_Recorded information_:

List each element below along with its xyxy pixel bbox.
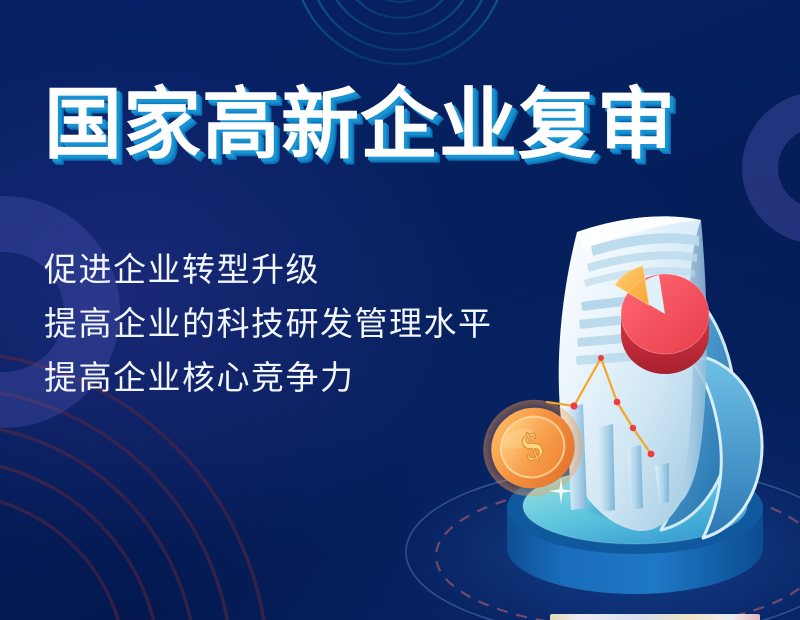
benefit-line-2: 提高企业的科技研发管理水平 xyxy=(44,297,514,351)
benefit-line-1: 促进企业转型升级 xyxy=(44,243,514,297)
poster-canvas: 国家高新企业复审 促进企业转型升级 提高企业的科技研发管理水平 提高企业核心竞争… xyxy=(0,0,800,620)
bottom-cropped-strip xyxy=(550,614,760,620)
sonar-arcs-top xyxy=(294,0,506,64)
report-sheet xyxy=(547,216,709,531)
benefit-list: 促进企业转型升级 提高企业的科技研发管理水平 提高企业核心竞争力 xyxy=(44,243,514,405)
report-illustration: $ xyxy=(455,190,800,620)
benefit-line-3: 提高企业核心竞争力 xyxy=(44,351,514,405)
page-title: 国家高新企业复审 xyxy=(44,78,676,170)
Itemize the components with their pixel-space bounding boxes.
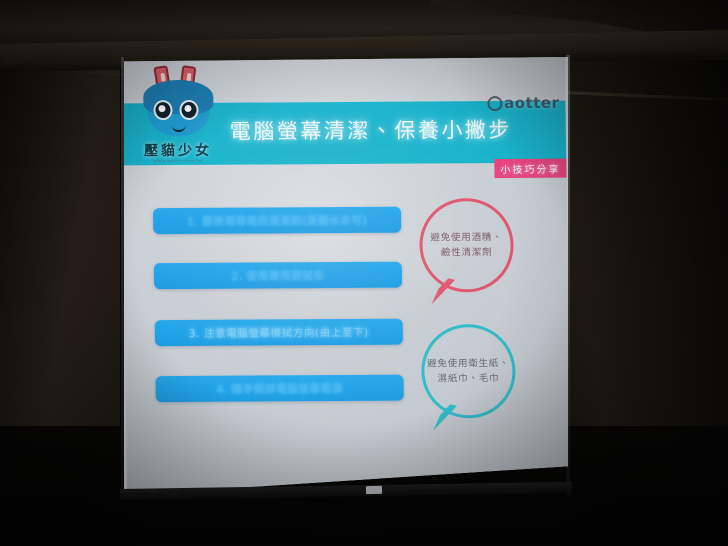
bubble-line-2: 濕紙巾、毛巾 — [438, 371, 500, 386]
brand-name: aotter — [504, 94, 560, 112]
slide-title: 電腦螢幕清潔、保養小撇步 — [230, 114, 521, 156]
mascot-eye-right-icon — [179, 100, 198, 120]
step-bar-4: 4. 隨手關掉電腦螢幕電源 — [155, 375, 403, 403]
speech-bubble-avoid-tissue: 避免使用衛生紙、 濕紙巾、毛巾 — [421, 324, 516, 419]
projection-screen-assembly: 電腦螢幕清潔、保養小撇步 aotter 小技巧分享 壓貓少女 www.aotte… — [0, 0, 728, 546]
projection-screen: 電腦螢幕清潔、保養小撇步 aotter 小技巧分享 壓貓少女 www.aotte… — [124, 57, 568, 497]
bubble-line-1: 避免使用酒精、 — [430, 230, 502, 245]
mascot-logo: 壓貓少女 www.aotter.com.tw — [129, 66, 227, 177]
bubble-line-1: 避免使用衛生紙、 — [427, 356, 510, 372]
step-bar-3-label: 3. 注意電腦螢幕擦拭方向(由上至下) — [189, 324, 369, 340]
aotter-brand-logo: aotter — [487, 94, 560, 112]
step-bar-1: 1. 要使用專用的清潔劑(蒸餾水亦可) — [153, 207, 401, 235]
circle-mark-icon — [487, 96, 502, 111]
screen-left-edge — [121, 57, 124, 497]
step-bar-3: 3. 注意電腦螢幕擦拭方向(由上至下) — [155, 319, 403, 347]
bubble-tail-icon — [431, 278, 455, 304]
step-bar-2: 2. 使用專用擦拭布 — [154, 262, 402, 290]
bubble-tail-icon — [433, 404, 457, 430]
bubble-line-2: 鹼性清潔劑 — [441, 245, 493, 260]
mascot-eye-left-icon — [153, 100, 172, 120]
step-bar-2-label: 2. 使用專用擦拭布 — [231, 268, 324, 284]
status-badge: 小技巧分享 — [494, 159, 566, 178]
presentation-slide: 電腦螢幕清潔、保養小撇步 aotter 小技巧分享 壓貓少女 www.aotte… — [121, 56, 572, 499]
screen-pull-tab — [366, 486, 382, 494]
mascot-subtitle: www.aotter.com.tw — [136, 158, 220, 165]
speech-bubble-avoid-alcohol: 避免使用酒精、 鹼性清潔劑 — [419, 198, 514, 293]
step-bar-4-label: 4. 隨手關掉電腦螢幕電源 — [216, 381, 342, 397]
step-bar-1-label: 1. 要使用專用的清潔劑(蒸餾水亦可) — [187, 212, 367, 228]
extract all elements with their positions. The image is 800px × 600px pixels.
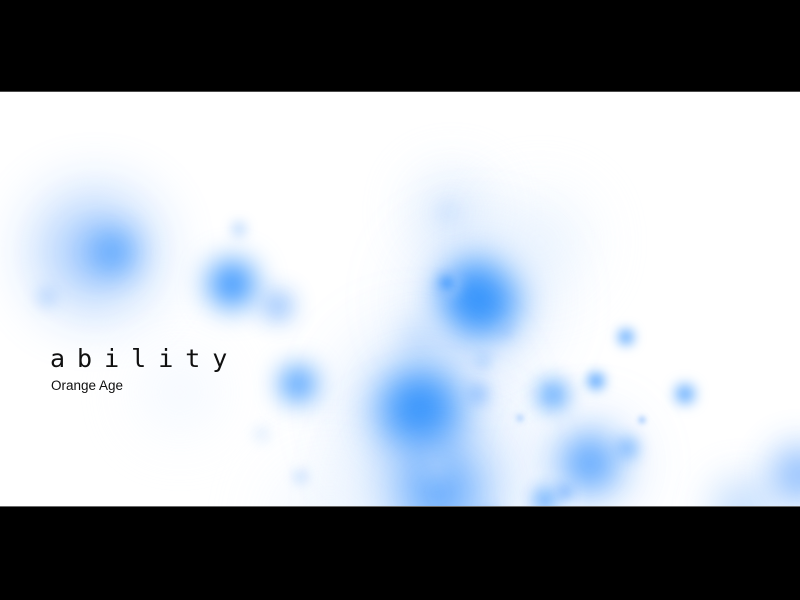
subtitle: Orange Age (51, 378, 239, 393)
bokeh-right-upper-dot (617, 328, 635, 346)
bokeh-upper-left-bright (202, 254, 262, 314)
bokeh-right-tiny-dot (638, 416, 646, 424)
letterbox-bar-top (0, 0, 800, 92)
bokeh-ring-core (439, 275, 455, 291)
title-block: ability Orange Age (50, 346, 239, 393)
bokeh-right-cluster-a (535, 377, 571, 413)
bokeh-upper-dot-small (230, 220, 248, 238)
bokeh-left-tiny (36, 286, 58, 308)
bokeh-upper-left-mid (260, 288, 296, 324)
letterbox-edge-top (0, 91, 800, 92)
bokeh-bottom-notch (420, 451, 452, 483)
bokeh-right-cluster-d (556, 483, 574, 501)
bokeh-right-cluster-c (531, 486, 559, 507)
bokeh-pale-upper-right (480, 182, 600, 302)
page-title: ability (50, 346, 239, 371)
bokeh-right-mid-dot (586, 371, 606, 391)
bokeh-center-dot-c (498, 323, 512, 337)
bokeh-center-dot-a (467, 383, 489, 405)
video-stage: ability Orange Age (0, 92, 800, 507)
letterbox-bar-bottom (0, 507, 800, 600)
bokeh-mid-left-bright (276, 362, 320, 406)
bokeh-right-tiny-low (516, 414, 524, 422)
bokeh-right-far-dot (674, 383, 696, 405)
bokeh-top-faint-core (437, 201, 459, 223)
bokeh-left-core (87, 226, 139, 278)
letterbox-edge-bottom (0, 506, 800, 507)
bokeh-background (0, 92, 800, 507)
bokeh-center-dot-b (475, 353, 491, 369)
bokeh-near-text-faint (253, 425, 271, 443)
bokeh-right-cluster-b (616, 436, 640, 460)
video-player-frame: ability Orange Age (0, 0, 800, 600)
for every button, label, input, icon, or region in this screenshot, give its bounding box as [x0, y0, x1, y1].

_Problem statement_: Reproduce all of the data above line for line, character for character, and omit the pictures.

_Reply_:
List each element below along with its xyxy pixel bbox.
benefit-line-2: 提高企业的科技研发管理水平 xyxy=(44,297,514,351)
benefit-line-1: 促进企业转型升级 xyxy=(44,243,514,297)
poster-canvas: 国家高新企业复审 促进企业转型升级 提高企业的科技研发管理水平 提高企业核心竞争… xyxy=(0,0,800,620)
bottom-cropped-strip xyxy=(550,614,760,620)
sonar-arcs-top xyxy=(294,0,506,64)
report-sheet xyxy=(547,216,709,531)
benefit-list: 促进企业转型升级 提高企业的科技研发管理水平 提高企业核心竞争力 xyxy=(44,243,514,405)
report-illustration: $ xyxy=(455,190,800,620)
benefit-line-3: 提高企业核心竞争力 xyxy=(44,351,514,405)
page-title: 国家高新企业复审 xyxy=(44,78,676,170)
Itemize the components with their pixel-space bounding boxes.
bubble-line-2: 濕紙巾、毛巾 — [438, 371, 500, 386]
brand-name: aotter — [504, 94, 560, 112]
slide-title: 電腦螢幕清潔、保養小撇步 — [230, 114, 521, 156]
mascot-eye-right-icon — [179, 100, 198, 120]
step-bar-4: 4. 隨手關掉電腦螢幕電源 — [155, 375, 403, 403]
speech-bubble-avoid-tissue: 避免使用衛生紙、 濕紙巾、毛巾 — [421, 324, 516, 419]
projection-screen-assembly: 電腦螢幕清潔、保養小撇步 aotter 小技巧分享 壓貓少女 www.aotte… — [0, 0, 728, 546]
projection-screen: 電腦螢幕清潔、保養小撇步 aotter 小技巧分享 壓貓少女 www.aotte… — [124, 57, 568, 497]
bubble-line-1: 避免使用酒精、 — [430, 230, 502, 245]
mascot-logo: 壓貓少女 www.aotter.com.tw — [129, 66, 227, 177]
bubble-line-1: 避免使用衛生紙、 — [427, 356, 510, 372]
step-bar-3-label: 3. 注意電腦螢幕擦拭方向(由上至下) — [189, 324, 369, 340]
aotter-brand-logo: aotter — [487, 94, 560, 112]
step-bar-1: 1. 要使用專用的清潔劑(蒸餾水亦可) — [153, 207, 401, 235]
circle-mark-icon — [487, 96, 502, 111]
screen-left-edge — [121, 57, 124, 497]
step-bar-3: 3. 注意電腦螢幕擦拭方向(由上至下) — [155, 319, 403, 347]
bubble-tail-icon — [431, 278, 455, 304]
step-bar-2: 2. 使用專用擦拭布 — [154, 262, 402, 290]
bubble-tail-icon — [433, 404, 457, 430]
bubble-line-2: 鹼性清潔劑 — [441, 245, 493, 260]
mascot-eye-left-icon — [153, 100, 172, 120]
step-bar-2-label: 2. 使用專用擦拭布 — [231, 268, 324, 284]
status-badge: 小技巧分享 — [494, 159, 566, 178]
presentation-slide: 電腦螢幕清潔、保養小撇步 aotter 小技巧分享 壓貓少女 www.aotte… — [121, 56, 572, 499]
screen-pull-tab — [366, 486, 382, 494]
mascot-subtitle: www.aotter.com.tw — [136, 158, 220, 165]
speech-bubble-avoid-alcohol: 避免使用酒精、 鹼性清潔劑 — [419, 198, 514, 293]
step-bar-4-label: 4. 隨手關掉電腦螢幕電源 — [216, 381, 342, 397]
step-bar-1-label: 1. 要使用專用的清潔劑(蒸餾水亦可) — [187, 212, 367, 228]
extract all elements with their positions. The image is 800px × 600px pixels.
subtitle: Orange Age (51, 378, 239, 393)
bokeh-right-upper-dot (617, 328, 635, 346)
bokeh-upper-left-bright (202, 254, 262, 314)
bokeh-right-tiny-dot (638, 416, 646, 424)
letterbox-bar-top (0, 0, 800, 92)
bokeh-ring-core (439, 275, 455, 291)
title-block: ability Orange Age (50, 346, 239, 393)
bokeh-right-cluster-a (535, 377, 571, 413)
bokeh-upper-dot-small (230, 220, 248, 238)
bokeh-left-tiny (36, 286, 58, 308)
bokeh-upper-left-mid (260, 288, 296, 324)
letterbox-edge-top (0, 91, 800, 92)
bokeh-bottom-notch (420, 451, 452, 483)
bokeh-right-cluster-d (556, 483, 574, 501)
bokeh-right-cluster-c (531, 486, 559, 507)
bokeh-pale-upper-right (480, 182, 600, 302)
page-title: ability (50, 346, 239, 371)
bokeh-right-mid-dot (586, 371, 606, 391)
bokeh-center-dot-c (498, 323, 512, 337)
bokeh-center-dot-a (467, 383, 489, 405)
video-stage: ability Orange Age (0, 92, 800, 507)
letterbox-bar-bottom (0, 507, 800, 600)
bokeh-mid-left-bright (276, 362, 320, 406)
bokeh-right-tiny-low (516, 414, 524, 422)
bokeh-right-far-dot (674, 383, 696, 405)
bokeh-top-faint-core (437, 201, 459, 223)
bokeh-left-core (87, 226, 139, 278)
letterbox-edge-bottom (0, 506, 800, 507)
bokeh-background (0, 92, 800, 507)
bokeh-center-dot-b (475, 353, 491, 369)
bokeh-near-text-faint (253, 425, 271, 443)
bokeh-right-cluster-b (616, 436, 640, 460)
video-player-frame: ability Orange Age (0, 0, 800, 600)
for every button, label, input, icon, or region in this screenshot, give its bounding box as [x0, y0, x1, y1].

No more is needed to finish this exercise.